### WHAT THE TASK REQUIRES:
Scan the lines below for the string "المطلوب" and report how many lines contain it, giving only the number.

Data entries
============================================================
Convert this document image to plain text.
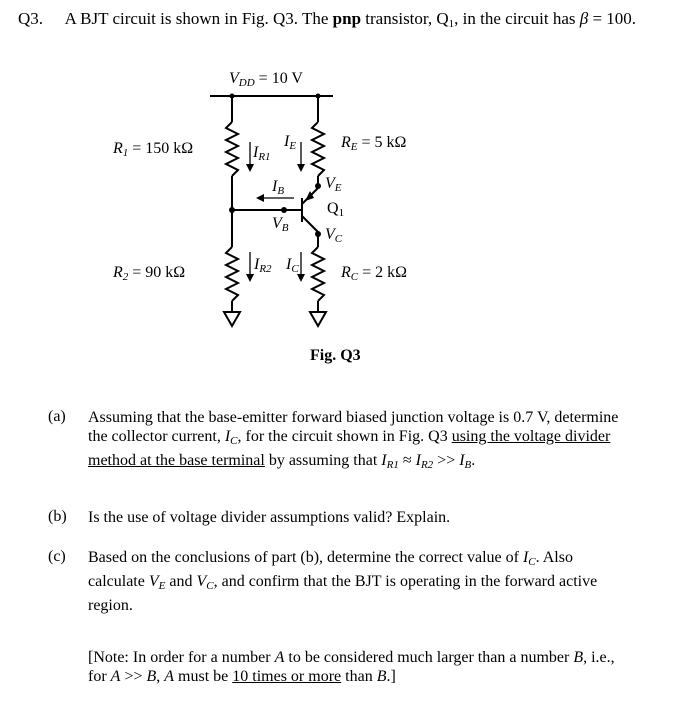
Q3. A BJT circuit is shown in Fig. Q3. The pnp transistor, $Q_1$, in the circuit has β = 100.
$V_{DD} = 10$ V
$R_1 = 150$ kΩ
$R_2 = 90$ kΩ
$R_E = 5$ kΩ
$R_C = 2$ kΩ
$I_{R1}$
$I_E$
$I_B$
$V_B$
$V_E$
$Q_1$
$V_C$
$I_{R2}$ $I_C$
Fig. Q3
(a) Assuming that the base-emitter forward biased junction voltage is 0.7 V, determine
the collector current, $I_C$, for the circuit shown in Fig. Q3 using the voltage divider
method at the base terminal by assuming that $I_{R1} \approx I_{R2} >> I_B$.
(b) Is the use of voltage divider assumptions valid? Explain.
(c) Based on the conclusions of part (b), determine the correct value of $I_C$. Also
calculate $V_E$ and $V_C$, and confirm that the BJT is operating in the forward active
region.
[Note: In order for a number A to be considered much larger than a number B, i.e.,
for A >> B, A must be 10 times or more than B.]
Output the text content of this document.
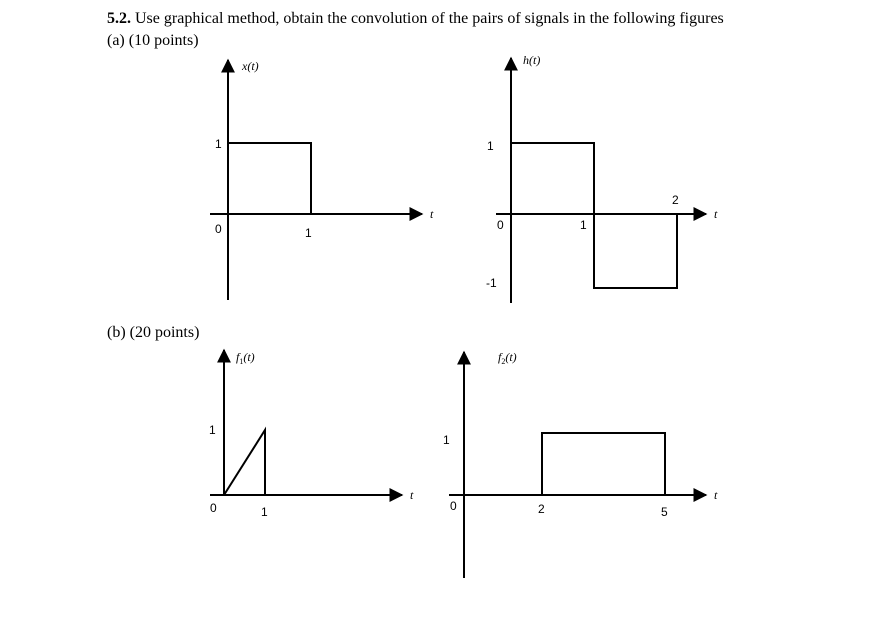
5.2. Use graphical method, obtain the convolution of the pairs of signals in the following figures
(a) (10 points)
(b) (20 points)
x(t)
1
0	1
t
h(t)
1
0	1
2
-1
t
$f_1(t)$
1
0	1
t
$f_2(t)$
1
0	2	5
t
============================================================
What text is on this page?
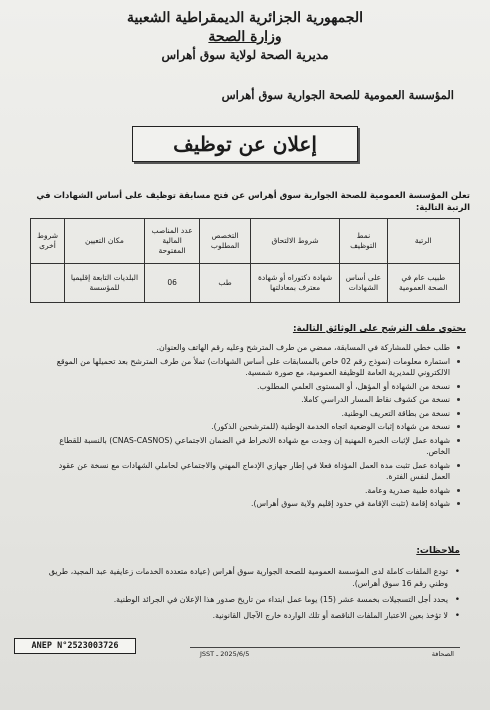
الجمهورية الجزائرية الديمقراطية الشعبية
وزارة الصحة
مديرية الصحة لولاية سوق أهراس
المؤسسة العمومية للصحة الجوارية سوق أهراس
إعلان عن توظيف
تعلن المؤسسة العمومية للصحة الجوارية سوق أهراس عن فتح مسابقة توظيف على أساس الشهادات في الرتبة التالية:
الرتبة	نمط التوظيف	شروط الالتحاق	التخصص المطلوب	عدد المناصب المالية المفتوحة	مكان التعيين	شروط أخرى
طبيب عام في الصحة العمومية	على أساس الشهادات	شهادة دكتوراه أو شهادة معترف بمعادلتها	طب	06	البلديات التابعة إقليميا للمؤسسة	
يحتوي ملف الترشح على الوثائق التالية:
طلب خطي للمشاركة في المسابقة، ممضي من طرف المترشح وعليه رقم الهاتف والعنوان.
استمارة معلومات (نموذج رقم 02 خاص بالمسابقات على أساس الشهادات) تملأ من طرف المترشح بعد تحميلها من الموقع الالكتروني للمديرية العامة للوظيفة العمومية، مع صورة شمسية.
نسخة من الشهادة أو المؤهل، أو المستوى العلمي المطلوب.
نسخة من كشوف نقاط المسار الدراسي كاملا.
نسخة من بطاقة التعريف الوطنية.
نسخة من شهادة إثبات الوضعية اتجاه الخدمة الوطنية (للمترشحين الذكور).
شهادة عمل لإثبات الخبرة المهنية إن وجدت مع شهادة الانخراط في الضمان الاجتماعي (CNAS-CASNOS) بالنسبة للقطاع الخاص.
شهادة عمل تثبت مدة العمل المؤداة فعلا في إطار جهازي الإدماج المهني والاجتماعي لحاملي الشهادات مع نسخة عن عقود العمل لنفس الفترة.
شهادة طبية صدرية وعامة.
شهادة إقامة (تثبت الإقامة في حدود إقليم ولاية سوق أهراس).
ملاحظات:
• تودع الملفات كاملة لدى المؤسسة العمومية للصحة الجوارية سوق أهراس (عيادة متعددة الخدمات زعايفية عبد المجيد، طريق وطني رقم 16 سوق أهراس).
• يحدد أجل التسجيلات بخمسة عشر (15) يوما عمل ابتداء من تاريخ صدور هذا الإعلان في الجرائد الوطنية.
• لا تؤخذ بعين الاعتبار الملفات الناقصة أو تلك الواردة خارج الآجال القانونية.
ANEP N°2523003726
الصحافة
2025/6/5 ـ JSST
============================================================
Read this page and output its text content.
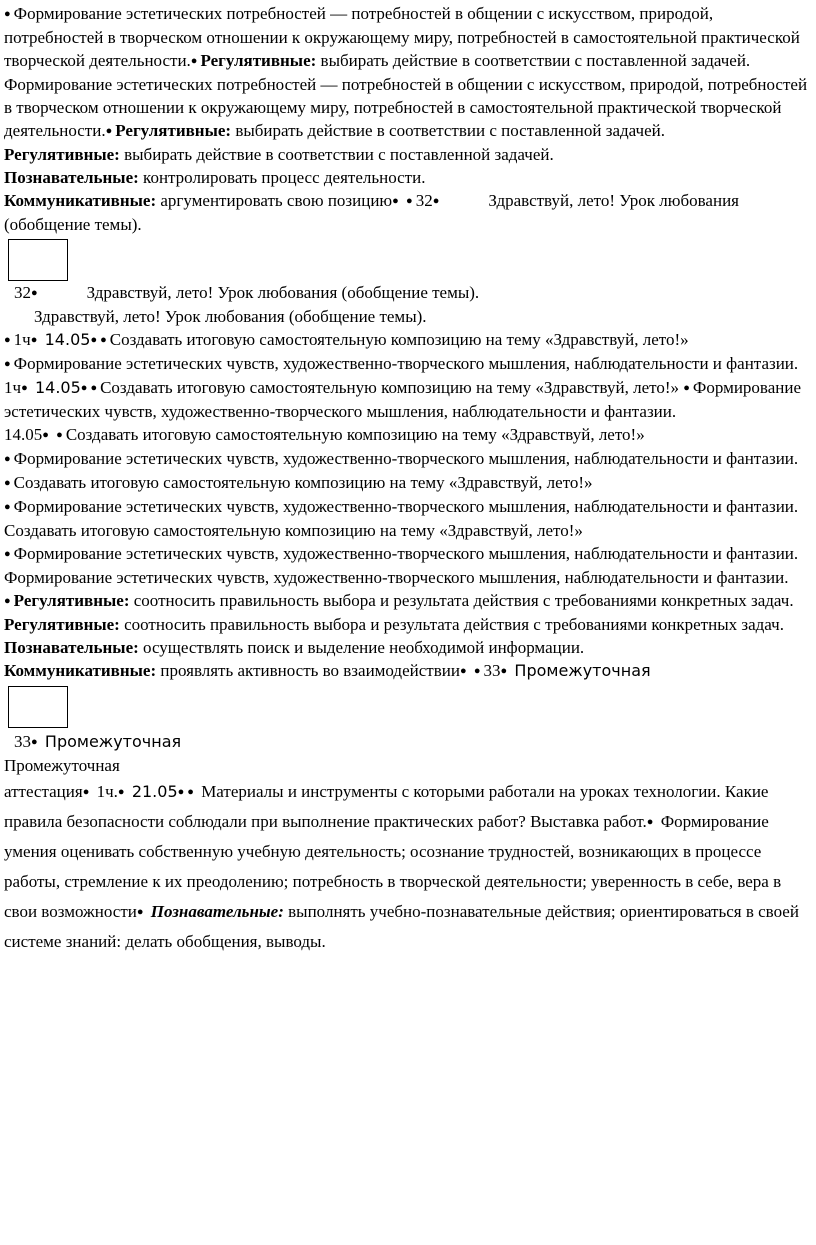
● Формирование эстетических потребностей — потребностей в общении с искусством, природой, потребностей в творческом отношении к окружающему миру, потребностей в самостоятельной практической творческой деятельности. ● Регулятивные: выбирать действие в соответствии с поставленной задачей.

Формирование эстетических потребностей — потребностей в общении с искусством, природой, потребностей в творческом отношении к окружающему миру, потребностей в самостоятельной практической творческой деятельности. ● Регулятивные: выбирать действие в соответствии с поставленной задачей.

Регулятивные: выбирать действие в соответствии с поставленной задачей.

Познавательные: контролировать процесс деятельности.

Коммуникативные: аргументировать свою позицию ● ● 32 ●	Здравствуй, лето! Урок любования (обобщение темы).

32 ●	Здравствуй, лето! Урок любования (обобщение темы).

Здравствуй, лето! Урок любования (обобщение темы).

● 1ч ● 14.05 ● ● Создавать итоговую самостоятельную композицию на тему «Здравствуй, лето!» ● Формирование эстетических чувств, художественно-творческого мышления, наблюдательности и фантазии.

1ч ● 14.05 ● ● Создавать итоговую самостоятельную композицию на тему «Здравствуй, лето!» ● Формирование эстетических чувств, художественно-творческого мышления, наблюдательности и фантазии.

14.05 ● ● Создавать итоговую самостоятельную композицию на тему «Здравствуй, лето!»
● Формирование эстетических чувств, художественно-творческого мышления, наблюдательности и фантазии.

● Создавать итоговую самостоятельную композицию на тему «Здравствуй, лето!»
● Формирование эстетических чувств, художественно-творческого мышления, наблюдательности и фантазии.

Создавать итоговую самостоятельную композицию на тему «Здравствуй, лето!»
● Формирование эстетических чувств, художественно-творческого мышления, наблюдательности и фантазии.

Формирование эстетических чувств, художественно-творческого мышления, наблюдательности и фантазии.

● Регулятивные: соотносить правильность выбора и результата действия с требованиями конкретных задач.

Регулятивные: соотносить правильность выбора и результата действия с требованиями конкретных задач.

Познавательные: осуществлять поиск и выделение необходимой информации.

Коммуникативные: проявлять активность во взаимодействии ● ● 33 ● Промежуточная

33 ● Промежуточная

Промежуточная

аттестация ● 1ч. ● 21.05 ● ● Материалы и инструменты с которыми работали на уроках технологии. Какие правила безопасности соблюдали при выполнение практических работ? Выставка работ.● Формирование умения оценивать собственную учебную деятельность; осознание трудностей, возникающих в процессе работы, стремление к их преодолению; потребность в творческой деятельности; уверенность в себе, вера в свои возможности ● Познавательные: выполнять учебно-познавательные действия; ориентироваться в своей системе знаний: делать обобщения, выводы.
============================================================
### TASK RESULT:
2